■ WHAT THE TASK ASKS:
Pull out every line of the listing below where "chowder" appears.

(Stored items)
· · ·

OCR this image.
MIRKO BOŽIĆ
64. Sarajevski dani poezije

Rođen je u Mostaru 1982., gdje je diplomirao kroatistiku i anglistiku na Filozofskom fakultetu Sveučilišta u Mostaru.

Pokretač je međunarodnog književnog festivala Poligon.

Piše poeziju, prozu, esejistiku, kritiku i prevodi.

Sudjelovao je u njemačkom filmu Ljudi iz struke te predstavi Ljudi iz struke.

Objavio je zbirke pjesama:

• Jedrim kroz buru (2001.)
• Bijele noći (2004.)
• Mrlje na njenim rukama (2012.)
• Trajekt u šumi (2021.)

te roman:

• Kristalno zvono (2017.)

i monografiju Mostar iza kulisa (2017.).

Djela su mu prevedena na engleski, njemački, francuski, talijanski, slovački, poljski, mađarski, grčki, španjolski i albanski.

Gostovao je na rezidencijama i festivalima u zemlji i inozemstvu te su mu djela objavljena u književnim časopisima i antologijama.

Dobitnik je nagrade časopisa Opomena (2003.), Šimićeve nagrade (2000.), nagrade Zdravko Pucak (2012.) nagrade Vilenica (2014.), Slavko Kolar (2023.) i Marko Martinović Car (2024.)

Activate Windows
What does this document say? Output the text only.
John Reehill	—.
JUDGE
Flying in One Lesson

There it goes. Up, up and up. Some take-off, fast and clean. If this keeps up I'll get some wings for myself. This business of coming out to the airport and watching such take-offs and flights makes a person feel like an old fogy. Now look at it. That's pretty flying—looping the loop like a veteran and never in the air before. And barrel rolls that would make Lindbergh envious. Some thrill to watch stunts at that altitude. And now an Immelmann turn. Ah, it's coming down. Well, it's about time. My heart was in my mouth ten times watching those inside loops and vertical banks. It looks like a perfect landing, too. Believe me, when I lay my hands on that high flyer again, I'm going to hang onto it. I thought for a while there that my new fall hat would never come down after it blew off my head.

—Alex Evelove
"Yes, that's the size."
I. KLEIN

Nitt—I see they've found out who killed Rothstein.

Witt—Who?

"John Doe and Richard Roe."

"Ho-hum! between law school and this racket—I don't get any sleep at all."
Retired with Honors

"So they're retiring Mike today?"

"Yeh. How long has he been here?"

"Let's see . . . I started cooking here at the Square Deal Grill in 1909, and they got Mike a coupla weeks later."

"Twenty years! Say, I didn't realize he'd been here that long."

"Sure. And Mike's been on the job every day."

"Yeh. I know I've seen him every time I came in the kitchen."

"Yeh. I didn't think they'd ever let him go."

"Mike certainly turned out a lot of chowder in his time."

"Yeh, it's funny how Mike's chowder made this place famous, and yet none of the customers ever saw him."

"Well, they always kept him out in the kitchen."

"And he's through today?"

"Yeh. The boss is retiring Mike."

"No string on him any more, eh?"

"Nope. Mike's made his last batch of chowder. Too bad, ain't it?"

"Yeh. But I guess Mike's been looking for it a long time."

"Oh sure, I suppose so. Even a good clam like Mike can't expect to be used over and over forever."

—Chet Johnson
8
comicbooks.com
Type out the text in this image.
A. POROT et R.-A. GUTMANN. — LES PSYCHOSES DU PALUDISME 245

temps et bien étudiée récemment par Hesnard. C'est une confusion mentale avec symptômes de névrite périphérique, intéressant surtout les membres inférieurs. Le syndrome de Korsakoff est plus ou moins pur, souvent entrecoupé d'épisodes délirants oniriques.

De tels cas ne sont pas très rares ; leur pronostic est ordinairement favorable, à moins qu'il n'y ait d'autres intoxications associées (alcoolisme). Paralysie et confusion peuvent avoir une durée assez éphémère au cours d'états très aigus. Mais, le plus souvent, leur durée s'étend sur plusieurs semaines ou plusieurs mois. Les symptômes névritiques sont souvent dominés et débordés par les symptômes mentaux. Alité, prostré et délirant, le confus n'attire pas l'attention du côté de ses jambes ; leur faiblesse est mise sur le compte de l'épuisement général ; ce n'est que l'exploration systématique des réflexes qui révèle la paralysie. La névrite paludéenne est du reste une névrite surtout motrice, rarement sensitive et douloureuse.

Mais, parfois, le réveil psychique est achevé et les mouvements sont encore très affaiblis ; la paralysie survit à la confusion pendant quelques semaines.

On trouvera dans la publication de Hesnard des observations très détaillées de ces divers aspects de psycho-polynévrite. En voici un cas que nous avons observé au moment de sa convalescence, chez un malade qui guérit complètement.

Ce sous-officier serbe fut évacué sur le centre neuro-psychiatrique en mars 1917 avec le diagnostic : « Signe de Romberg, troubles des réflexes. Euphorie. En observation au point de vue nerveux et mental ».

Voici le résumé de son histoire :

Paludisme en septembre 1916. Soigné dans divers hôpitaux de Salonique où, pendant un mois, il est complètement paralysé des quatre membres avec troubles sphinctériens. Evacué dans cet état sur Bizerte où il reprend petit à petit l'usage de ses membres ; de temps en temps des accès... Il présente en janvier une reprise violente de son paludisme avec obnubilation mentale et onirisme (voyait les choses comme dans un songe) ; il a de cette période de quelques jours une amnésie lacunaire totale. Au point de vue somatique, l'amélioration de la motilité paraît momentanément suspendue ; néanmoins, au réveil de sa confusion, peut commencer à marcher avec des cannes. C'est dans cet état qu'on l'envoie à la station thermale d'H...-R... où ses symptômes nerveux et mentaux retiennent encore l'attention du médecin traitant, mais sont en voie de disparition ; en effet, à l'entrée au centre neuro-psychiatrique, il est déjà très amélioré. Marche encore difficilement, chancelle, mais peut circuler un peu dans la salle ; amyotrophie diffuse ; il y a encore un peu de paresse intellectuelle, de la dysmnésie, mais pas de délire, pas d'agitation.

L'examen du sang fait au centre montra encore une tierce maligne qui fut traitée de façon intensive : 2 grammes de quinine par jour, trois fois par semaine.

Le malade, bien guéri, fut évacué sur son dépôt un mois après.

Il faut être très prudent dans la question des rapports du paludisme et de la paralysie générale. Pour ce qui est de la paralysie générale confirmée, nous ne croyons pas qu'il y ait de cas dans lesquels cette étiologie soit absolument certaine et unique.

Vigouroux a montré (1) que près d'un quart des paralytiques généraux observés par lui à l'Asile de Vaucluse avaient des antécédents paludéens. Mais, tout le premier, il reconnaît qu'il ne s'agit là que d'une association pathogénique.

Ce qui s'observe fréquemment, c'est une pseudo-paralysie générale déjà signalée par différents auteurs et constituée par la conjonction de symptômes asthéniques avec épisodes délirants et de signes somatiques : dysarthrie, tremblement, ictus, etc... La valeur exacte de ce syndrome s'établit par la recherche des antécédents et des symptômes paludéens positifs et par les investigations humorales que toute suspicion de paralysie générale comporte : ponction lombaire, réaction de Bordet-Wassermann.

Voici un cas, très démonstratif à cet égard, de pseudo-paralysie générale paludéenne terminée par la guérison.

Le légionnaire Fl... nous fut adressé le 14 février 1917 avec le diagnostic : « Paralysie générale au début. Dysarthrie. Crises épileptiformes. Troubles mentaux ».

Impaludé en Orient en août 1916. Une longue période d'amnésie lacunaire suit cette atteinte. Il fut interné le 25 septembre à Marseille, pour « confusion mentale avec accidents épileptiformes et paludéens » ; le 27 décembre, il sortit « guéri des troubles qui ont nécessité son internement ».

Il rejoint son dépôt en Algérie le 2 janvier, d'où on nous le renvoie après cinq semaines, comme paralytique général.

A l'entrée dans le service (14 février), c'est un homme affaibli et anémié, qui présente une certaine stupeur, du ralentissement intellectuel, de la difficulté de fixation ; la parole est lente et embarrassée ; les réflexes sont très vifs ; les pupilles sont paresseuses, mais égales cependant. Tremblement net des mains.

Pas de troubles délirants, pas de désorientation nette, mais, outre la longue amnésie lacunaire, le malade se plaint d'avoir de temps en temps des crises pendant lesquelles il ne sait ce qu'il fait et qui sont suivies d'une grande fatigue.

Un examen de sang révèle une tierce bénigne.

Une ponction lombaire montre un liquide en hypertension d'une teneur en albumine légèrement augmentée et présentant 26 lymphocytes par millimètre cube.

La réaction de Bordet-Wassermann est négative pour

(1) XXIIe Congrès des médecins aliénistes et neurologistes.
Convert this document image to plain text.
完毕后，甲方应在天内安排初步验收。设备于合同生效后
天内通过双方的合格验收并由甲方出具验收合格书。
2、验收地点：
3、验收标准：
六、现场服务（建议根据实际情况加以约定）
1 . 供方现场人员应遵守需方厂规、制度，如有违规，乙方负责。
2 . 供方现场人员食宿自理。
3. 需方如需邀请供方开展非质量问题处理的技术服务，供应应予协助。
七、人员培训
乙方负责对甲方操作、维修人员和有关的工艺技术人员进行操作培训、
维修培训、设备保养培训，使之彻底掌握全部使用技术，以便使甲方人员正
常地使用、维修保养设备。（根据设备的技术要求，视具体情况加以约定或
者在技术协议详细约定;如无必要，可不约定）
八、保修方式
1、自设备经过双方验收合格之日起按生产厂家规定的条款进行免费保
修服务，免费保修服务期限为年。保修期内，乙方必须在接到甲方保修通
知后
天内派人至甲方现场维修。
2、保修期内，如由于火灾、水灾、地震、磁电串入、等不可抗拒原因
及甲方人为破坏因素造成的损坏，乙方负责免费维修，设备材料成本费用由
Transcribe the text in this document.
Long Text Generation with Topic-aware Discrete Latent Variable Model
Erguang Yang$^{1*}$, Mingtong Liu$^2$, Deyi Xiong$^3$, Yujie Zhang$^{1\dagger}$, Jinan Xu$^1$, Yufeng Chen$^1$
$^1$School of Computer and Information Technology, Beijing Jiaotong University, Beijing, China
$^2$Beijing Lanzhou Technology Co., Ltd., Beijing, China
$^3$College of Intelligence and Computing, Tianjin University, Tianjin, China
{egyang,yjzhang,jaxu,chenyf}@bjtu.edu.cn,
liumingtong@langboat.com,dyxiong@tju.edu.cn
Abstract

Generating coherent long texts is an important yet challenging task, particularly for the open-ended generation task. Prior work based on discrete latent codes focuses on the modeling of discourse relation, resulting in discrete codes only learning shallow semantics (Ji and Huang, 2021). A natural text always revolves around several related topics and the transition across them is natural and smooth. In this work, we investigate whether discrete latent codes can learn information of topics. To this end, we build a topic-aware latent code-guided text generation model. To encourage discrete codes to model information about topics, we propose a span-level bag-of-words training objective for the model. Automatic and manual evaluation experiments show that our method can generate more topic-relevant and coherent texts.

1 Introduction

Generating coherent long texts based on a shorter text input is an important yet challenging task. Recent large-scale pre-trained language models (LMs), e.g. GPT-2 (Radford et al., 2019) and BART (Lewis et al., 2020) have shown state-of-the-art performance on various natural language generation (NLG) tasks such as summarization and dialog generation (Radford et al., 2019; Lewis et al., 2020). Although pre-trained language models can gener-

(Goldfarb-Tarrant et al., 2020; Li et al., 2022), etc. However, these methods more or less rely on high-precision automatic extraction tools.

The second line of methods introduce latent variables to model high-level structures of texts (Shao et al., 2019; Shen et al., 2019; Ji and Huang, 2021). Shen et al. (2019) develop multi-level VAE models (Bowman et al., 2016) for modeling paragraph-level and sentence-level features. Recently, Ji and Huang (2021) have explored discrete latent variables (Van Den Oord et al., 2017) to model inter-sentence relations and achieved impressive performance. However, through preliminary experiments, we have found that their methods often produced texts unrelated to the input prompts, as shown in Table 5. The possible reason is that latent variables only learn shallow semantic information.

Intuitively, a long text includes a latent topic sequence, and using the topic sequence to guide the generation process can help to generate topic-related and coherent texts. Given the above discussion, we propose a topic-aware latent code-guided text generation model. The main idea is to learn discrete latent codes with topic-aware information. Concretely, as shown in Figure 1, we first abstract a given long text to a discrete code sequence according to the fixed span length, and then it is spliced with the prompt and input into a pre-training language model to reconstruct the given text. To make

· · ·

■ EXERCISE RESPONSE:
"Mike certainly turned out a lot of chowder in his time."
"Yeh, it's funny how Mike's chowder made this place famous, and yet none of the customers ever saw him."
"Nope. Mike's made his last batch of chowder. Too bad, ain't it?"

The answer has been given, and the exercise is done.